Exercise description. Copy the records below line for line, without changing anything, but leave out the pictures.
* start Data for this exercise *
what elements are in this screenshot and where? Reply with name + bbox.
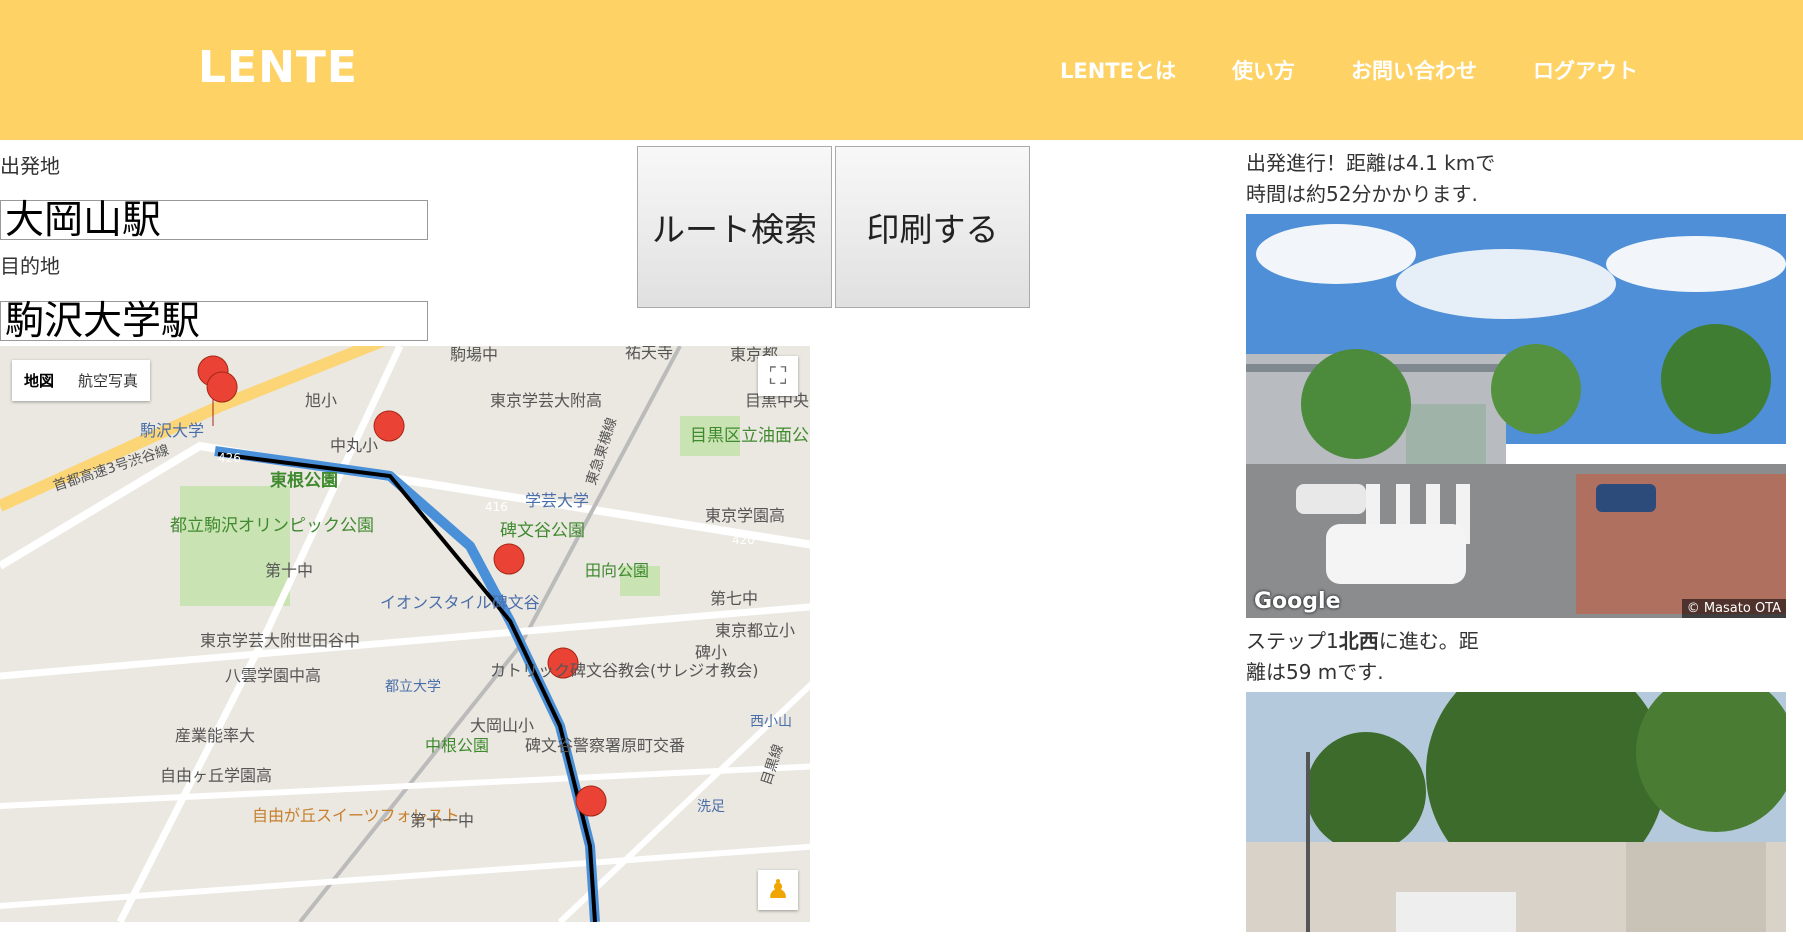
map-label: 碑小 xyxy=(695,643,727,662)
map-label: 駒沢大学 xyxy=(140,421,204,440)
route-shield: 420 xyxy=(732,533,755,547)
map-label: 東京学芸大附世田谷中 xyxy=(200,631,360,650)
map-marker[interactable] xyxy=(575,785,607,817)
route-search-button[interactable]: ルート検索 xyxy=(637,146,832,308)
destination-input[interactable]: 駒沢大学駅 xyxy=(0,301,428,342)
step-1-direction: 北西 xyxy=(1338,629,1379,653)
step-1-instruction: ステップ1北西に進む。距 離は59 mです. xyxy=(1246,626,1516,688)
photo-credit: © Masato OTA xyxy=(1681,599,1786,618)
map-marker[interactable] xyxy=(206,371,238,403)
nav-howto[interactable]: 使い方 xyxy=(1232,55,1295,85)
map-label: 第七中 xyxy=(710,589,758,608)
fullscreen-icon[interactable]: ⛶ xyxy=(758,356,798,396)
map-label: 碑文谷警察署原町交番 xyxy=(525,736,685,755)
route-map[interactable]: 駒沢大学 旭小 中丸小 東京学芸大附高 祐天寺 目黒中央 東根公園 都立駒沢オリ… xyxy=(0,346,810,922)
map-canvas: 駒沢大学 旭小 中丸小 東京学芸大附高 祐天寺 目黒中央 東根公園 都立駒沢オリ… xyxy=(0,346,810,922)
map-label: 産業能率大 xyxy=(175,726,255,745)
route-shield: 416 xyxy=(485,500,508,514)
map-label: 東京学芸大附高 xyxy=(490,391,602,410)
map-label: 都立駒沢オリンピック公園 xyxy=(170,516,374,536)
pegman-icon[interactable]: ♟ xyxy=(758,870,798,910)
step-1-photo xyxy=(1246,692,1786,932)
google-watermark: Google xyxy=(1254,589,1341,614)
map-label: 田向公園 xyxy=(585,561,649,580)
map-label: イオンスタイル碑文谷 xyxy=(380,593,540,612)
directions-panel: 出発進行！距離は4.1 kmで 時間は約52分かかります. Google © M… xyxy=(1246,148,1786,940)
route-summary: 出発進行！距離は4.1 kmで 時間は約52分かかります. xyxy=(1246,148,1516,210)
map-label: 目黒線 xyxy=(759,742,787,787)
nav-about[interactable]: LENTEとは xyxy=(1060,55,1176,85)
map-label: 第十一中 xyxy=(410,811,474,830)
map-label: 八雲学園中高 xyxy=(225,666,321,685)
park-area xyxy=(180,486,290,606)
map-label: 旭小 xyxy=(305,391,337,410)
map-label: カトリック碑文谷教会(サレジオ教会) xyxy=(490,661,759,680)
map-label: 大岡山小 xyxy=(470,716,534,735)
destination-label: 目的地 xyxy=(0,254,60,278)
map-label: 祐天寺 xyxy=(625,346,673,362)
origin-label: 出発地 xyxy=(0,154,60,178)
nav-logout[interactable]: ログアウト xyxy=(1533,55,1638,85)
map-label: 中丸小 xyxy=(330,436,378,455)
map-label: 学芸大学 xyxy=(525,491,589,510)
map-label: 中根公園 xyxy=(425,736,489,755)
step-1-suffix: に進む。距 xyxy=(1378,629,1479,653)
summary-line1: 出発進行！距離は4.1 kmで xyxy=(1246,151,1496,175)
step-1-street-view-image xyxy=(1246,692,1786,932)
print-button[interactable]: 印刷する xyxy=(835,146,1030,308)
street-view-photo: Google © Masato OTA xyxy=(1246,214,1786,618)
site-header: LENTE LENTEとは 使い方 お問い合わせ ログアウト xyxy=(0,0,1803,140)
map-label: 東京都立小 xyxy=(715,621,795,640)
map-label: 東京学園高 xyxy=(705,506,785,525)
site-logo[interactable]: LENTE xyxy=(198,42,358,93)
map-label: 碑文谷公園 xyxy=(500,521,585,541)
map-label: 都立大学 xyxy=(385,679,441,695)
map-label: 東急東横線 xyxy=(584,416,621,488)
street-view-image xyxy=(1246,214,1786,618)
map-label: 洗足 xyxy=(697,799,725,815)
map-label: 第十中 xyxy=(265,561,313,580)
route-shield: 426 xyxy=(218,451,241,465)
map-label: 目黒区立油面公園 xyxy=(690,426,810,446)
summary-line2: 時間は約52分かかります. xyxy=(1246,182,1478,206)
map-label: 駒場中 xyxy=(450,346,498,364)
map-label: 西小山 xyxy=(750,714,792,730)
map-type-toggle: 地図 航空写真 xyxy=(12,360,151,401)
map-type-map[interactable]: 地図 xyxy=(12,360,66,401)
map-type-satellite[interactable]: 航空写真 xyxy=(66,360,150,401)
step-1-prefix: ステップ1 xyxy=(1246,629,1339,653)
main-nav: LENTEとは 使い方 お問い合わせ ログアウト xyxy=(1060,55,1638,85)
map-label: 自由ヶ丘学園高 xyxy=(160,766,272,785)
road xyxy=(0,843,810,909)
map-label: 東根公園 xyxy=(270,470,338,491)
origin-input[interactable]: 大岡山駅 xyxy=(0,200,428,241)
map-marker[interactable] xyxy=(373,410,405,442)
map-marker[interactable] xyxy=(493,543,525,575)
nav-contact[interactable]: お問い合わせ xyxy=(1351,55,1477,85)
step-1-distance: 離は59 mです. xyxy=(1246,660,1384,684)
* end Data for this exercise *
Task solution.
what elements are in this screenshot and where? Reply with name + bbox.
map-label: 碑小 xyxy=(695,643,727,662)
map-label: 駒沢大学 xyxy=(140,421,204,440)
route-shield: 420 xyxy=(732,533,755,547)
map-label: 東京学芸大附世田谷中 xyxy=(200,631,360,650)
map-marker[interactable] xyxy=(575,785,607,817)
route-search-button[interactable]: ルート検索 xyxy=(637,146,832,308)
destination-input[interactable]: 駒沢大学駅 xyxy=(0,301,428,342)
step-1-direction: 北西 xyxy=(1338,629,1379,653)
step-1-instruction: ステップ1北西に進む。距 離は59 mです. xyxy=(1246,626,1516,688)
photo-credit: © Masato OTA xyxy=(1681,599,1786,618)
map-marker[interactable] xyxy=(206,371,238,403)
nav-howto[interactable]: 使い方 xyxy=(1232,55,1295,85)
map-label: 第七中 xyxy=(710,589,758,608)
fullscreen-icon[interactable]: ⛶ xyxy=(758,356,798,396)
map-label: 碑文谷警察署原町交番 xyxy=(525,736,685,755)
route-map[interactable]: 駒沢大学 旭小 中丸小 東京学芸大附高 祐天寺 目黒中央 東根公園 都立駒沢オリ… xyxy=(0,346,810,922)
map-canvas: 駒沢大学 旭小 中丸小 東京学芸大附高 祐天寺 目黒中央 東根公園 都立駒沢オリ… xyxy=(0,346,810,922)
map-label: 産業能率大 xyxy=(175,726,255,745)
route-shield: 416 xyxy=(485,500,508,514)
map-label: 東京学芸大附高 xyxy=(490,391,602,410)
map-label: 都立駒沢オリンピック公園 xyxy=(170,516,374,536)
pegman-icon[interactable]: ♟ xyxy=(758,870,798,910)
step-1-photo xyxy=(1246,692,1786,932)
google-watermark: Google xyxy=(1254,589,1341,614)
map-label: 田向公園 xyxy=(585,561,649,580)
map-label: イオンスタイル碑文谷 xyxy=(380,593,540,612)
directions-panel: 出発進行！距離は4.1 kmで 時間は約52分かかります. Google © M… xyxy=(1246,148,1786,940)
route-summary: 出発進行！距離は4.1 kmで 時間は約52分かかります. xyxy=(1246,148,1516,210)
map-label: 目黒線 xyxy=(759,742,787,787)
nav-about[interactable]: LENTEとは xyxy=(1060,55,1176,85)
map-label: 第十一中 xyxy=(410,811,474,830)
map-label: 八雲学園中高 xyxy=(225,666,321,685)
park-area xyxy=(180,486,290,606)
map-label: 旭小 xyxy=(305,391,337,410)
map-label: カトリック碑文谷教会(サレジオ教会) xyxy=(490,661,759,680)
map-label: 大岡山小 xyxy=(470,716,534,735)
destination-label: 目的地 xyxy=(0,254,60,278)
map-label: 祐天寺 xyxy=(625,346,673,362)
origin-label: 出発地 xyxy=(0,154,60,178)
nav-logout[interactable]: ログアウト xyxy=(1533,55,1638,85)
map-label: 中丸小 xyxy=(330,436,378,455)
map-label: 学芸大学 xyxy=(525,491,589,510)
map-label: 中根公園 xyxy=(425,736,489,755)
step-1-suffix: に進む。距 xyxy=(1378,629,1479,653)
summary-line1: 出発進行！距離は4.1 kmで xyxy=(1246,151,1496,175)
step-1-street-view-image xyxy=(1246,692,1786,932)
print-button[interactable]: 印刷する xyxy=(835,146,1030,308)
street-view-photo: Google © Masato OTA xyxy=(1246,214,1786,618)
site-header: LENTE LENTEとは 使い方 お問い合わせ ログアウト xyxy=(0,0,1803,140)
map-label: 東京都立小 xyxy=(715,621,795,640)
map-label: 東京学園高 xyxy=(705,506,785,525)
site-logo[interactable]: LENTE xyxy=(198,42,358,93)
map-label: 碑文谷公園 xyxy=(500,521,585,541)
map-label: 都立大学 xyxy=(385,679,441,695)
map-label: 東急東横線 xyxy=(584,416,621,488)
street-view-image xyxy=(1246,214,1786,618)
map-label: 洗足 xyxy=(697,799,725,815)
map-label: 第十中 xyxy=(265,561,313,580)
route-shield: 426 xyxy=(218,451,241,465)
map-label: 目黒区立油面公園 xyxy=(690,426,810,446)
summary-line2: 時間は約52分かかります. xyxy=(1246,182,1478,206)
map-label: 駒場中 xyxy=(450,346,498,364)
map-label: 西小山 xyxy=(750,714,792,730)
map-type-toggle: 地図 航空写真 xyxy=(12,360,151,401)
map-type-map[interactable]: 地図 xyxy=(12,360,66,401)
map-type-satellite[interactable]: 航空写真 xyxy=(66,360,150,401)
step-1-prefix: ステップ1 xyxy=(1246,629,1339,653)
main-nav: LENTEとは 使い方 お問い合わせ ログアウト xyxy=(1060,55,1638,85)
map-label: 自由ヶ丘学園高 xyxy=(160,766,272,785)
road xyxy=(0,843,810,909)
map-label: 東根公園 xyxy=(270,470,338,491)
origin-input[interactable]: 大岡山駅 xyxy=(0,200,428,241)
map-marker[interactable] xyxy=(373,410,405,442)
map-marker[interactable] xyxy=(493,543,525,575)
nav-contact[interactable]: お問い合わせ xyxy=(1351,55,1477,85)
step-1-distance: 離は59 mです. xyxy=(1246,660,1384,684)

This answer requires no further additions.